**The exercise**. Each line of the material below should be reproduced exactly.

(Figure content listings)
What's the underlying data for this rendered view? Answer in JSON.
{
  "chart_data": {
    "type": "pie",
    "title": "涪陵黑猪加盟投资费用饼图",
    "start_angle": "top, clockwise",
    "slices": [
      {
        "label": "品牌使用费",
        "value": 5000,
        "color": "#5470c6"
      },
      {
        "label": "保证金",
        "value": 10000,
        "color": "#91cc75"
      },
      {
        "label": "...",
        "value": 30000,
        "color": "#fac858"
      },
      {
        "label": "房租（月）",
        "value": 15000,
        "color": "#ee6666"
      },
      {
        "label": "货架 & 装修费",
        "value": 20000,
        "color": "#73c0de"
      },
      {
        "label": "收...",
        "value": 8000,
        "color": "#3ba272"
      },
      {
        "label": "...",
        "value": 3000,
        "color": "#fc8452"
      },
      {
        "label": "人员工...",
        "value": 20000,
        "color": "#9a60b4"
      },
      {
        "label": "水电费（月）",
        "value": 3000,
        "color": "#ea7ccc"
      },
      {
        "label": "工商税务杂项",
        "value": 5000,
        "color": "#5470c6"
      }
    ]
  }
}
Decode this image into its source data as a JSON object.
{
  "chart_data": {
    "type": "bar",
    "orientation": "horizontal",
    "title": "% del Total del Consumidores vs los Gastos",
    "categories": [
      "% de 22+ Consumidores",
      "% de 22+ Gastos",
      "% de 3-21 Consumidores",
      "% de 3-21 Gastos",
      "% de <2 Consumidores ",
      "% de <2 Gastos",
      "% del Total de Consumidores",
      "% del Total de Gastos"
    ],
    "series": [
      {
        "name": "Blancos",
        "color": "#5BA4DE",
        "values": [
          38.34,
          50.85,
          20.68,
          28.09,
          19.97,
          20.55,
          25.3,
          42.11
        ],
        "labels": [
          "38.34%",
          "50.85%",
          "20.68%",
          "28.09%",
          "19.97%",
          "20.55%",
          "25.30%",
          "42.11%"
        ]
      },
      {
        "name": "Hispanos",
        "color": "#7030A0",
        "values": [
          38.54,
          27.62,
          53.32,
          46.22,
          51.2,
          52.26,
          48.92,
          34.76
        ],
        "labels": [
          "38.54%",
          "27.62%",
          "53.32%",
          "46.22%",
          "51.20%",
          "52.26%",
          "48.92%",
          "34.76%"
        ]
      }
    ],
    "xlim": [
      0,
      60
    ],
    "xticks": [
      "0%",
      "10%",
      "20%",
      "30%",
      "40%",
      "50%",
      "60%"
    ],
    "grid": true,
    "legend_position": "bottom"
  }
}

**Solution to the problem**.
What's the underlying data for this rendered view? Answer in JSON.
{
  "chart_data": {
    "type": "pie",
    "title": "涪陵黑猪加盟投资费用饼图",
    "start_angle": "top, clockwise",
    "slices": [
      {
        "label": "品牌使用费",
        "value": 5000,
        "color": "#5470c6"
      },
      {
        "label": "保证金",
        "value": 10000,
        "color": "#91cc75"
      },
      {
        "label": "...",
        "value": 30000,
        "color": "#fac858"
      },
      {
        "label": "房租（月）",
        "value": 15000,
        "color": "#ee6666"
      },
      {
        "label": "货架 & 装修费",
        "value": 20000,
        "color": "#73c0de"
      },
      {
        "label": "收...",
        "value": 8000,
        "color": "#3ba272"
      },
      {
        "label": "...",
        "value": 3000,
        "color": "#fc8452"
      },
      {
        "label": "人员工...",
        "value": 20000,
        "color": "#9a60b4"
      },
      {
        "label": "水电费（月）",
        "value": 3000,
        "color": "#ea7ccc"
      },
      {
        "label": "工商税务杂项",
        "value": 5000,
        "color": "#5470c6"
      }
    ]
  }
}
Decode this image into its source data as a JSON object.
{
  "chart_data": {
    "type": "bar",
    "orientation": "horizontal",
    "title": "% del Total del Consumidores vs los Gastos",
    "categories": [
      "% de 22+ Consumidores",
      "% de 22+ Gastos",
      "% de 3-21 Consumidores",
      "% de 3-21 Gastos",
      "% de <2 Consumidores ",
      "% de <2 Gastos",
      "% del Total de Consumidores",
      "% del Total de Gastos"
    ],
    "series": [
      {
        "name": "Blancos",
        "color": "#5BA4DE",
        "values": [
          38.34,
          50.85,
          20.68,
          28.09,
          19.97,
          20.55,
          25.3,
          42.11
        ],
        "labels": [
          "38.34%",
          "50.85%",
          "20.68%",
          "28.09%",
          "19.97%",
          "20.55%",
          "25.30%",
          "42.11%"
        ]
      },
      {
        "name": "Hispanos",
        "color": "#7030A0",
        "values": [
          38.54,
          27.62,
          53.32,
          46.22,
          51.2,
          52.26,
          48.92,
          34.76
        ],
        "labels": [
          "38.54%",
          "27.62%",
          "53.32%",
          "46.22%",
          "51.20%",
          "52.26%",
          "48.92%",
          "34.76%"
        ]
      }
    ],
    "xlim": [
      0,
      60
    ],
    "xticks": [
      "0%",
      "10%",
      "20%",
      "30%",
      "40%",
      "50%",
      "60%"
    ],
    "grid": true,
    "legend_position": "bottom"
  }
}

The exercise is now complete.